Data provided.
.....

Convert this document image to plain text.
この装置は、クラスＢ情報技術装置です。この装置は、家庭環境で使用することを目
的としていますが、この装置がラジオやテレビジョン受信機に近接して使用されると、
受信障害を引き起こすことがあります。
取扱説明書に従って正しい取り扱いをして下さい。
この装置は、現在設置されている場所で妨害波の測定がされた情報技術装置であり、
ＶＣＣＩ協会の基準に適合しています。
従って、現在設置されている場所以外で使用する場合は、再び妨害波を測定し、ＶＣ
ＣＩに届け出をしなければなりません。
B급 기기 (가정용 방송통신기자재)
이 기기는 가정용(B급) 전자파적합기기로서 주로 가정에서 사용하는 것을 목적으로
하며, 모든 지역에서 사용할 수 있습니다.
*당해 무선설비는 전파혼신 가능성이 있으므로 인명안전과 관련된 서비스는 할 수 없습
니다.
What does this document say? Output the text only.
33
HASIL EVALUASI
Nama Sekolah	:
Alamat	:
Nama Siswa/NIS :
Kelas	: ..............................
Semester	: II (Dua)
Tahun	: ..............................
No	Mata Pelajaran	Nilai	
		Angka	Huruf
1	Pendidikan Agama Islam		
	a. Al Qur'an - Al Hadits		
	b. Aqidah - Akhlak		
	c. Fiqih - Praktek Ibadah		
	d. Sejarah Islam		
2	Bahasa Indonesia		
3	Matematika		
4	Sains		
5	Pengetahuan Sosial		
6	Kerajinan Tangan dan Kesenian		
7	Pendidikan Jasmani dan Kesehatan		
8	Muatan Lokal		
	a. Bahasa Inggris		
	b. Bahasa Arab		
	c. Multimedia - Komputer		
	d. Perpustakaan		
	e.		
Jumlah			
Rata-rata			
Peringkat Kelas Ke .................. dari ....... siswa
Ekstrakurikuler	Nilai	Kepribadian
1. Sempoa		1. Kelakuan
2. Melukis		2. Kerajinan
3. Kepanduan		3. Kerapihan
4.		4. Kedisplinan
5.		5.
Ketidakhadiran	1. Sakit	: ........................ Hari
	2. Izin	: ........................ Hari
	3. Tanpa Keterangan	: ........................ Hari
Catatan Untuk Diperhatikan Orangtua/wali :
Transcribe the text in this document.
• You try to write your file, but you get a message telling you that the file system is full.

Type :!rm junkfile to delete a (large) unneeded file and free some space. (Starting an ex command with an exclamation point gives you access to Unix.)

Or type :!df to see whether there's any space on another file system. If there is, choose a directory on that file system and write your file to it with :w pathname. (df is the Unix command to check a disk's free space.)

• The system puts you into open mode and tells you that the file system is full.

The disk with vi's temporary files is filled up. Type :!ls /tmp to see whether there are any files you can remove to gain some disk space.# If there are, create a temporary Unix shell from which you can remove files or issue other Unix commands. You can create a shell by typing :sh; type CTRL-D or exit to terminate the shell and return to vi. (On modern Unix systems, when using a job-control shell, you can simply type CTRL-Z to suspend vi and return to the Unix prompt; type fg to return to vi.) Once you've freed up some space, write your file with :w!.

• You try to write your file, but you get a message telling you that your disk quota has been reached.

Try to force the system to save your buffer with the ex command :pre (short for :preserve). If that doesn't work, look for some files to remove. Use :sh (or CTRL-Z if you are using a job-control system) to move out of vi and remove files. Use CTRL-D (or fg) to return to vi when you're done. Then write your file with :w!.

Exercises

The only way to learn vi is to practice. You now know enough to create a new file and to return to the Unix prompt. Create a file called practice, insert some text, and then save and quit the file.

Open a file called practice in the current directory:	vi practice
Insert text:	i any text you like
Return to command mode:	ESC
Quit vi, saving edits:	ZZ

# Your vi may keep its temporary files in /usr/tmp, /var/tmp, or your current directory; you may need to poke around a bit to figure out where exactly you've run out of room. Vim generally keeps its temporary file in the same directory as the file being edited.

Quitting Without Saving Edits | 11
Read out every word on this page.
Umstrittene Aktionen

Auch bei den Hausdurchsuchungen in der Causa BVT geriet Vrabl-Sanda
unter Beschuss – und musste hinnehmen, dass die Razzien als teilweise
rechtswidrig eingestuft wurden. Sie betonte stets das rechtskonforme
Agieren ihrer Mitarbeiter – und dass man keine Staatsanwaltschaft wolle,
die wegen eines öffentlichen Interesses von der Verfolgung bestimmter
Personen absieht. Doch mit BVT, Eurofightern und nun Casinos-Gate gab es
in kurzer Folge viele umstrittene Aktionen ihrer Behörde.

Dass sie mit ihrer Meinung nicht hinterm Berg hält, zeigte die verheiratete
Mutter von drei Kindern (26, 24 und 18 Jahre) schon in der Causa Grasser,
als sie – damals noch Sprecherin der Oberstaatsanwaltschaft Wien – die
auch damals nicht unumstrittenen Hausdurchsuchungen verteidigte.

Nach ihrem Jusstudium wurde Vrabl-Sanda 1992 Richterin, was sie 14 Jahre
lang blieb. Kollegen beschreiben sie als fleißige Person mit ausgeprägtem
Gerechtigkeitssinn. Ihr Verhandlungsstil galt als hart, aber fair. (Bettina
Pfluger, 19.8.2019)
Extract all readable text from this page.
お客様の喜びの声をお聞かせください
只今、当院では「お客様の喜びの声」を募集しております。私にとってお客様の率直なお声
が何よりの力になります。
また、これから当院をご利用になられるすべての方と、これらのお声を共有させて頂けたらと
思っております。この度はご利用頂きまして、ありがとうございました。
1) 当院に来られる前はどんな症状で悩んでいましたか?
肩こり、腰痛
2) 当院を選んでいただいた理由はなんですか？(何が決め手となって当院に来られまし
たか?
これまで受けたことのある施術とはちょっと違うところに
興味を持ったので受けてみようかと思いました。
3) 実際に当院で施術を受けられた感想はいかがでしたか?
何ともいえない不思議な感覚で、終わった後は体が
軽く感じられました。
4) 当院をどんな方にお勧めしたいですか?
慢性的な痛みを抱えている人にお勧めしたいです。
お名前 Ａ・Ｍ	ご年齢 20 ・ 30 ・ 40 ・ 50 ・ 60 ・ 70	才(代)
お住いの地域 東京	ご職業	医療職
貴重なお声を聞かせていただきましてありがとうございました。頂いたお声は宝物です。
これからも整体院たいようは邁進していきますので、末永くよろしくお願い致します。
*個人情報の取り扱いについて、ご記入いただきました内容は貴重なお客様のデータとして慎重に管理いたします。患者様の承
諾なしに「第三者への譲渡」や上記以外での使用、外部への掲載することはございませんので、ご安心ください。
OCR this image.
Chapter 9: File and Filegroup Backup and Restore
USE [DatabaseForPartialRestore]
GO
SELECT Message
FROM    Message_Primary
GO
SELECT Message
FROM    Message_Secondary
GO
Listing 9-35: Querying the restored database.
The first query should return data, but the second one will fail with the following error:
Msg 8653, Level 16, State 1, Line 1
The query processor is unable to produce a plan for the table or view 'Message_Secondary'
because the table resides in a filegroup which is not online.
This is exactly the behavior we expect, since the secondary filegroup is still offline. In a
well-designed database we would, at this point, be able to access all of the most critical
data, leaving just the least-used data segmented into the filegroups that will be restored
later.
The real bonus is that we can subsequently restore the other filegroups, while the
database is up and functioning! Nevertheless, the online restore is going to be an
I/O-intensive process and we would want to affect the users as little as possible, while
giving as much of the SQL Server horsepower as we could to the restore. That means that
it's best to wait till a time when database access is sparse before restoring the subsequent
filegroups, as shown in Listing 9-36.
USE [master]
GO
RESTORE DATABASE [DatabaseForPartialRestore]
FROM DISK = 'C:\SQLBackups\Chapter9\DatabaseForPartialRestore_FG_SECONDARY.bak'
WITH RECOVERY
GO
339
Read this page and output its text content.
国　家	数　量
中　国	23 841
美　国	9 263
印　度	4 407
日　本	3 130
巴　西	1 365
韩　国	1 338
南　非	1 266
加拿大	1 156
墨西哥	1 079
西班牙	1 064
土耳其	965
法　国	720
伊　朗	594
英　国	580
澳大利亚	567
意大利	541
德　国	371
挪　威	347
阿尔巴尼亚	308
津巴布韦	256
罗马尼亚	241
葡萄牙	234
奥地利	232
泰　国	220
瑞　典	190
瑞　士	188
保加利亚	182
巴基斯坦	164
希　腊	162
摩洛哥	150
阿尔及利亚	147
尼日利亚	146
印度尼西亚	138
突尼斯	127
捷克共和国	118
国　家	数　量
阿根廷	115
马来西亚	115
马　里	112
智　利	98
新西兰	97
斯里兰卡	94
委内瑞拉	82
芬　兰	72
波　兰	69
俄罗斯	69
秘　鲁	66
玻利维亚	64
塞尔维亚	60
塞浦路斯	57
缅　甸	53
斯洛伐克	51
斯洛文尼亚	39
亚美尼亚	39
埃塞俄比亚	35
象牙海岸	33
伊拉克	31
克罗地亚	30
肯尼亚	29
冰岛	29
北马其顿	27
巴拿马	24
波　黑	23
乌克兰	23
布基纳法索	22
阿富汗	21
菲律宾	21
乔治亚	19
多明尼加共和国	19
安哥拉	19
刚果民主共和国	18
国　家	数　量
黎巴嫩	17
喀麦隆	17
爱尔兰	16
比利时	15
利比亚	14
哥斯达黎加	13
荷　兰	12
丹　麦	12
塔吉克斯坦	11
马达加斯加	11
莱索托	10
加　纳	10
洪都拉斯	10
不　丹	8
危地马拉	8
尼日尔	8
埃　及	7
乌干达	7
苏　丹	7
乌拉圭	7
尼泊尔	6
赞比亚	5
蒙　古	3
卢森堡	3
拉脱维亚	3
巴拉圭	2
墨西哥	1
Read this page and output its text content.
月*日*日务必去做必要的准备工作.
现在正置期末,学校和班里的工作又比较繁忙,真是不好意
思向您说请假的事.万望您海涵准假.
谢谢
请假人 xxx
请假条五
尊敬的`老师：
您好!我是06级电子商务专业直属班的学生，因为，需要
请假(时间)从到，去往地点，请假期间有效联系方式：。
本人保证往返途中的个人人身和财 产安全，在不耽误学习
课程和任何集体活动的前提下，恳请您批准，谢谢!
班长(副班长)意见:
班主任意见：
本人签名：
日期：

.....

Task to complete.
How many of the lines above hold "Sanda"? Answer with only the number.

Exercise result.
2